BRANO DI RIFERIMENTO:
++++
Range Rover Sport 2018: la prima volta

4 ottobre 2017
a cura di Redazione Automobilismo
Range Rover Sport 2018: la prima volta
Il facelift della Suv inglese mutua alcune soluzioni estetiche dalla Velar e porta al debutto il primo powertrain ibrido plug-in della storia Land Rover. Top di gamma la SVR da 575 Cv.

Prezzi da 71.099 euro

Range Rover Sport 2018: la prima volta
Range Rover Sport Phev 2018

Si aggiorna una delle Suv più blasonate e raffinate sul mercato. La Range Rover Sport, a quattro anni dall’unveiling avvenuto al Salone di New York, beneficia di un profondo facelift sia estetico sia di sostanza. Al punto da portare al debutto il primo powertrain ibrido plug-in della storia Land Rover.
++++
DATI FORNITI:
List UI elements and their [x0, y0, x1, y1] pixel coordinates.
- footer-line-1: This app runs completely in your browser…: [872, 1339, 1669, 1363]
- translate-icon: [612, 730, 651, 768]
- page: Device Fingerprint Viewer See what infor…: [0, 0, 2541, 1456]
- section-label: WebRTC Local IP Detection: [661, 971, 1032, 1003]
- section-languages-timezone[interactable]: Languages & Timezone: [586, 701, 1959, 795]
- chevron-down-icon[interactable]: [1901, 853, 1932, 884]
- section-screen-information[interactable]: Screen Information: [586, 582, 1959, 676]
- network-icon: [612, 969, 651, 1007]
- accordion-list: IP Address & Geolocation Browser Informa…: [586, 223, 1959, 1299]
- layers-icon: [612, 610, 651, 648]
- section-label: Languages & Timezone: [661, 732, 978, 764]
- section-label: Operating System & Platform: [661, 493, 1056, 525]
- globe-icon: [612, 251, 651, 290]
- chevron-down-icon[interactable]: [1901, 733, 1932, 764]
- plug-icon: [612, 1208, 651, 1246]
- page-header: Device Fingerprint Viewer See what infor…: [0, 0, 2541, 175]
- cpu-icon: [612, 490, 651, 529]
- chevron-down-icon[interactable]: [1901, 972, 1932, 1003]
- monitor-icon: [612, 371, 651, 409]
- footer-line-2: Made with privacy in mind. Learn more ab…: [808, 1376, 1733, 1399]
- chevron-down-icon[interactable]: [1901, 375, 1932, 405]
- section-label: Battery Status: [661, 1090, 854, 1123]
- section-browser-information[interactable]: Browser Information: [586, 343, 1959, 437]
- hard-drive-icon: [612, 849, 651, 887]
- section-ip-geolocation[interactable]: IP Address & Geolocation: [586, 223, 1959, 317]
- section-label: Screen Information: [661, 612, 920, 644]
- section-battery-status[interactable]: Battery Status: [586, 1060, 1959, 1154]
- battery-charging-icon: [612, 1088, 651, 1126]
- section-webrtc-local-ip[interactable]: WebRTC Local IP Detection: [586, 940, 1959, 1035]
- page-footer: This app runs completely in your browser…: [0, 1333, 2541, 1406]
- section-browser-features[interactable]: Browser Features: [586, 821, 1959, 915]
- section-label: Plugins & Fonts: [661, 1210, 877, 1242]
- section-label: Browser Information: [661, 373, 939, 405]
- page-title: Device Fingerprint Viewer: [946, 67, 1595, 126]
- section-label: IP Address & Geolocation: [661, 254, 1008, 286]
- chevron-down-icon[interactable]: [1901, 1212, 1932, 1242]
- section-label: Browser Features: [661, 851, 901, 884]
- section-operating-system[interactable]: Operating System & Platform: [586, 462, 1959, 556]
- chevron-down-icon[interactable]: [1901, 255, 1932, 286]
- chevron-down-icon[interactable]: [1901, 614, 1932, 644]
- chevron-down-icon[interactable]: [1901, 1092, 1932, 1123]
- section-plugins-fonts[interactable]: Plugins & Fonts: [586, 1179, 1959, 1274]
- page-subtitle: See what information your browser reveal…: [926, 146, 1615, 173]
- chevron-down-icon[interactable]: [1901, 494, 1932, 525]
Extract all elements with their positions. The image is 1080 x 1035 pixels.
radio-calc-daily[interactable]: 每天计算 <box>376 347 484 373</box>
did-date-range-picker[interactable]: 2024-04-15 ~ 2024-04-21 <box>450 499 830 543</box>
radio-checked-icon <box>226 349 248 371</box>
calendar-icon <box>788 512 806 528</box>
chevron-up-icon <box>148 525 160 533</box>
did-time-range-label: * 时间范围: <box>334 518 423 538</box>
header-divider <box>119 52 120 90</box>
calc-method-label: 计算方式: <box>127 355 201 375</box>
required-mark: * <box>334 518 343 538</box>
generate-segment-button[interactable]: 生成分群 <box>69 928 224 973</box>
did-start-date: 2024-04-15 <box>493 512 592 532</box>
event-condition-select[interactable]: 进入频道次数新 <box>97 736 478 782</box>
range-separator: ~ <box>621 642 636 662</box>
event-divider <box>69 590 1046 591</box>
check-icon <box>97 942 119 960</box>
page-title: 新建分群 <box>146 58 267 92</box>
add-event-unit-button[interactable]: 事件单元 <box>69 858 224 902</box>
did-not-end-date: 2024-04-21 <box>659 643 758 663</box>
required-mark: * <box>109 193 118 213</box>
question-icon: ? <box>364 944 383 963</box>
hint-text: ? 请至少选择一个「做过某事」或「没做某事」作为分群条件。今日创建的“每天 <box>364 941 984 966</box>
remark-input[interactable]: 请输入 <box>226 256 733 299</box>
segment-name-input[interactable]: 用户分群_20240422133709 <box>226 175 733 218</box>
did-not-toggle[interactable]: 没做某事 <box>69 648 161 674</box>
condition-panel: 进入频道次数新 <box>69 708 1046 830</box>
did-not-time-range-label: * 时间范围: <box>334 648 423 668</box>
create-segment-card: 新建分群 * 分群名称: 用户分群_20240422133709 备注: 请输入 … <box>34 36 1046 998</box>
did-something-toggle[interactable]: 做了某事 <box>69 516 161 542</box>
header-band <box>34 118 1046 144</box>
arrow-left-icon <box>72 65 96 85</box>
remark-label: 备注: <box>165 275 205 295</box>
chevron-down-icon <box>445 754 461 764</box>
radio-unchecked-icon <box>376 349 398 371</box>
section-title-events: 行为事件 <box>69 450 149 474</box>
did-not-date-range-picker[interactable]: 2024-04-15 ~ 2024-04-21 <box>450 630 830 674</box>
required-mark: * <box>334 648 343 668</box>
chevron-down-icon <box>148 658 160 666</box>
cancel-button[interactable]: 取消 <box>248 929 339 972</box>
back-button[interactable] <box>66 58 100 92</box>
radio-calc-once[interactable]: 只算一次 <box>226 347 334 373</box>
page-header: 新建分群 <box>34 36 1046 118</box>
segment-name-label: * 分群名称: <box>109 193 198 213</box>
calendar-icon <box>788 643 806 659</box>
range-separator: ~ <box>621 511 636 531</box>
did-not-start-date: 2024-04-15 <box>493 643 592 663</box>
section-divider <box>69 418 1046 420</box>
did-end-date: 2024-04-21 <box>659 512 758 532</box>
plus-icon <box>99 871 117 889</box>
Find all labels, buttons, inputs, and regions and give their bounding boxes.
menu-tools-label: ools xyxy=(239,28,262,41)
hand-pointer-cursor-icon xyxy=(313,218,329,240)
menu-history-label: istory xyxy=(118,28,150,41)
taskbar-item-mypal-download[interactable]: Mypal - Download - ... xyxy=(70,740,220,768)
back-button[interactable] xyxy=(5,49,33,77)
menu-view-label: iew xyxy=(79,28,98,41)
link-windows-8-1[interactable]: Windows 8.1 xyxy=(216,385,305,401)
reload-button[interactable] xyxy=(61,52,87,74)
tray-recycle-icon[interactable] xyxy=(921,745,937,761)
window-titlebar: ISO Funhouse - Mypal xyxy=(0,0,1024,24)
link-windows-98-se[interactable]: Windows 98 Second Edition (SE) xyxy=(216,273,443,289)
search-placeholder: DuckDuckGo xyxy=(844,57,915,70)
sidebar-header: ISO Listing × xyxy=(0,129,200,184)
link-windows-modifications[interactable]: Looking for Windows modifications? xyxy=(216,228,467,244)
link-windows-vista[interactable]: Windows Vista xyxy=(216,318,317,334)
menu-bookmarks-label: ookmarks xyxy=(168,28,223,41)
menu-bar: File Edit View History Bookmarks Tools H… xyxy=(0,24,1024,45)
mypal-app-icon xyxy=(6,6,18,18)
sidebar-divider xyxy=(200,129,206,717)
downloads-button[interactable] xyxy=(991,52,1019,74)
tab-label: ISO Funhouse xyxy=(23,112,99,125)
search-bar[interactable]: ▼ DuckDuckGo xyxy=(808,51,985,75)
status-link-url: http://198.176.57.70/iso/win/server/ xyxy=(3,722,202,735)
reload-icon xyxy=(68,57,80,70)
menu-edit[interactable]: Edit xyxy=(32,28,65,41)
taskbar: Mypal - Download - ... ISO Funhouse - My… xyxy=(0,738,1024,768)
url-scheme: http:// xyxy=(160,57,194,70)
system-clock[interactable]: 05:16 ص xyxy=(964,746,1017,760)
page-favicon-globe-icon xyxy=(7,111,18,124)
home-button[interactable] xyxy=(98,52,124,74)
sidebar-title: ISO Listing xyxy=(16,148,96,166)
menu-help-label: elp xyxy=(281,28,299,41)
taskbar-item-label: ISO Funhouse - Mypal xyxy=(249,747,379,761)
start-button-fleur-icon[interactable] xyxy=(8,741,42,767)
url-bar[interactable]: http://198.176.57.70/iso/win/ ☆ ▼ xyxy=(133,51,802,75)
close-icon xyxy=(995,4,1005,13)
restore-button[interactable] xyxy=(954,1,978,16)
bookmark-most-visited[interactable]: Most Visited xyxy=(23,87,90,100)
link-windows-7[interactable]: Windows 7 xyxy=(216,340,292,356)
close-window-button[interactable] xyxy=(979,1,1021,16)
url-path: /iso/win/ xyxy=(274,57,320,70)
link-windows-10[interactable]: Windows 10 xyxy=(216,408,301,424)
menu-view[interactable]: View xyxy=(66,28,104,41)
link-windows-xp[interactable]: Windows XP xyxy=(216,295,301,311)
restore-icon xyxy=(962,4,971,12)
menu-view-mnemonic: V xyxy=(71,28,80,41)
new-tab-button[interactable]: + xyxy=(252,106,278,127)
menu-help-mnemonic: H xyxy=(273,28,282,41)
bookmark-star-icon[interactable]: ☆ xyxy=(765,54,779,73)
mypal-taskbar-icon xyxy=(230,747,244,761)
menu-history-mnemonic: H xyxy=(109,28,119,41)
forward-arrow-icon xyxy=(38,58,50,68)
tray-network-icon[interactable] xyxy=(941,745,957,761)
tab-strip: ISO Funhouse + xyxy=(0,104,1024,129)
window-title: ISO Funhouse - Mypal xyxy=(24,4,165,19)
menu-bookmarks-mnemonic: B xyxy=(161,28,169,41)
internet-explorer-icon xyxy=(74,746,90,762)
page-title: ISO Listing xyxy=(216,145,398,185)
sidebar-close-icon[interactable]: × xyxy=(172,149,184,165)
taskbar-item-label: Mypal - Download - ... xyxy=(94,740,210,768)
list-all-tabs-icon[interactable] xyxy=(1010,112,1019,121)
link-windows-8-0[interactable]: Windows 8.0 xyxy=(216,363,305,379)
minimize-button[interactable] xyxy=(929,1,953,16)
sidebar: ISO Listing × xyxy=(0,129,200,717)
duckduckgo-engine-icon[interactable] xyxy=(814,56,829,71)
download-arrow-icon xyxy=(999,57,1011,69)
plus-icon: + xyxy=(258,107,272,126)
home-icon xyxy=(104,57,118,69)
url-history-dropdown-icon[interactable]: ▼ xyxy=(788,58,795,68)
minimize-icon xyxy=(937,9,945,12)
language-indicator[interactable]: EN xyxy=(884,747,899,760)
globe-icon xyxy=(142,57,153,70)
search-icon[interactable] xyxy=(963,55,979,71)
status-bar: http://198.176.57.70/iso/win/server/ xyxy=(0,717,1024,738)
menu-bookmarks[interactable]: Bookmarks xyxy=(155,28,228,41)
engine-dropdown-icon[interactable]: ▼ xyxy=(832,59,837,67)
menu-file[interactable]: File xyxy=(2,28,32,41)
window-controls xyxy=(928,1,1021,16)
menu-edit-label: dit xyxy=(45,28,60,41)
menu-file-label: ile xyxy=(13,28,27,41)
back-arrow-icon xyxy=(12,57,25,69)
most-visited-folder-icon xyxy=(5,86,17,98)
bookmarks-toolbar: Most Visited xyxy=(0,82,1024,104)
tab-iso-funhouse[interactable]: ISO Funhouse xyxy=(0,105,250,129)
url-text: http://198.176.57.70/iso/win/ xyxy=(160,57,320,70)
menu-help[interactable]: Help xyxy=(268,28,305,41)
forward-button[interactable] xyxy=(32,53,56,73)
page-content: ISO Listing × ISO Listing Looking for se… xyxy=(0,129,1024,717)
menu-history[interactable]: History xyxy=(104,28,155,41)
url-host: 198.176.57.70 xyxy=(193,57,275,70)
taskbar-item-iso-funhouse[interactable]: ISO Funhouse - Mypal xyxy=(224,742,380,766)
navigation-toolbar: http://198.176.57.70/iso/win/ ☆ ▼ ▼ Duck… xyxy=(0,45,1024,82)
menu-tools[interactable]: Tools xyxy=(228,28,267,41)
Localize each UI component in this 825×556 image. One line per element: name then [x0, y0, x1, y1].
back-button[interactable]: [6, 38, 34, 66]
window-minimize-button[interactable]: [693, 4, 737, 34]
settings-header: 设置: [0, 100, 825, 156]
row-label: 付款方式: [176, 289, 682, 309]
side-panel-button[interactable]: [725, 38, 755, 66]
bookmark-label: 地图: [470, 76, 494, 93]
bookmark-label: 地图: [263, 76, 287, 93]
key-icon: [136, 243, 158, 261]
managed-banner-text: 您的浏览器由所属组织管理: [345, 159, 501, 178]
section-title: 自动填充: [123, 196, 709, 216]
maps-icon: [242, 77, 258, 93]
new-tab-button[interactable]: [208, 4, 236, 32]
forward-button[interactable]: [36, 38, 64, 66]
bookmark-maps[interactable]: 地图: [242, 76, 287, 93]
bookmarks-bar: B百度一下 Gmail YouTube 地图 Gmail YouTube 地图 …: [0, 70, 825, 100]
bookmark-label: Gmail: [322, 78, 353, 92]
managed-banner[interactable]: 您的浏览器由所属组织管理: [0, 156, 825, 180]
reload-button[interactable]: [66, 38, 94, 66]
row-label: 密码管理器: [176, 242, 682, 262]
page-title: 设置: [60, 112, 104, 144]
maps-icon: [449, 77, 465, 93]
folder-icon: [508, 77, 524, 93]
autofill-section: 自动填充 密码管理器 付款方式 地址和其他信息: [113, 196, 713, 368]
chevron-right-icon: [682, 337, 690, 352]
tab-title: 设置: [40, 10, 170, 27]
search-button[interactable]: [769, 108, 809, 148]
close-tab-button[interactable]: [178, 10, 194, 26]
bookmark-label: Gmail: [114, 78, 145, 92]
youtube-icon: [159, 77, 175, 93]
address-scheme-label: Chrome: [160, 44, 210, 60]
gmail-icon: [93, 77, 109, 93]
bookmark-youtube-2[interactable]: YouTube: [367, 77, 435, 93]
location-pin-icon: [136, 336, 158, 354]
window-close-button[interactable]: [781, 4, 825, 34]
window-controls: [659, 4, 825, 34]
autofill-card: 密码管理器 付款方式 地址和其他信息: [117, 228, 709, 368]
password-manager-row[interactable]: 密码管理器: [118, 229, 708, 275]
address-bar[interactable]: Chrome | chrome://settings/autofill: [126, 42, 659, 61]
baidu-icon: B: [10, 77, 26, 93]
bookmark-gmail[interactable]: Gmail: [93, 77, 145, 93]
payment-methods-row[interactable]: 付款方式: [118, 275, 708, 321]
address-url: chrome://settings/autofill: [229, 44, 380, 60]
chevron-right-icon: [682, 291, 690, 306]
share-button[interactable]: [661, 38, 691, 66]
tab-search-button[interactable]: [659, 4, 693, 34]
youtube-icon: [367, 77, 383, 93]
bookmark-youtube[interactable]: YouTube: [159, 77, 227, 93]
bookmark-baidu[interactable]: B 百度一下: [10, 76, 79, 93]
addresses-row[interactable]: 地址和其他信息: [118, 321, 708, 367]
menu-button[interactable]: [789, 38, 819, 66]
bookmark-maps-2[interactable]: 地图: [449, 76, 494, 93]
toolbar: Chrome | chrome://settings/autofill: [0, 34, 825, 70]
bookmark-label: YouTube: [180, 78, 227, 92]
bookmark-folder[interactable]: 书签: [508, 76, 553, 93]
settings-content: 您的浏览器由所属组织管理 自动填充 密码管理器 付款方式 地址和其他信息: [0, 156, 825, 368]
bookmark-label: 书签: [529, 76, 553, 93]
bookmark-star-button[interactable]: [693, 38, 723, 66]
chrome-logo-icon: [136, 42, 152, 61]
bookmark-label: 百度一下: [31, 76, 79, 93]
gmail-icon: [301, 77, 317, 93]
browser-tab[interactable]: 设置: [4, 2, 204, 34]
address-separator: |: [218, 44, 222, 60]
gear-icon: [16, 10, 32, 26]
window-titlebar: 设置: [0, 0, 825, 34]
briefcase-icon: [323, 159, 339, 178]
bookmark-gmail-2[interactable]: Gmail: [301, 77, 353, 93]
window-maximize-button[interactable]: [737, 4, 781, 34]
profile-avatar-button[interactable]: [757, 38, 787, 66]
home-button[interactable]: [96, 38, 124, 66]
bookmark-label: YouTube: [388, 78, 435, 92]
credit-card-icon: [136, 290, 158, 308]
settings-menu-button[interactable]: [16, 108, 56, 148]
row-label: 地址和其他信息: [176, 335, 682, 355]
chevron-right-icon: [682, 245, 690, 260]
++++
COMPITO: Prosegui l'articolo sulla Range Rover Sport 2018 dopo l'ultima frase riportata.

SPAZIO RISPOSTA:
51 km a zero emissioni

Range Rover Sport 2018: la prima volta
Range Rover Sport Phev 2018

Il processo di elettrificazione della gamma inglese è iniziato. Ufficialmente. Merito dell’inedita variante P400e, proposta in Italia a partire da 90.199 euro, che vede abbinati un 4 cilindri 2.0 turbo a iniezione diretta della benzina da 300 Cv e un motore elettrico da 116 Cv integrato nella scatola del cambio automatico ZF a 8 rapporti del tipo mediante convertitore di coppia. Una soluzione moderna, ma non a discapito della tradizione, come dimostrato dalla conferma dell’immancabile trazione integrale permanente. La potenza complessiva del sistema raggiunge i 404 Cv, mentre la coppia si attesta a 640 Nm. Valori cui conseguono uno scatto da 0 a 100 km/h in 6,7 secondi e una velocità massima di 220 km/h a fronte di una percorrenza di 51 km a zero emissioni, complice la batteria agli ioni di litio da 13,1 kWh, e di consumi nell’ordine dei 35,7 km/l (ciclo Nedc).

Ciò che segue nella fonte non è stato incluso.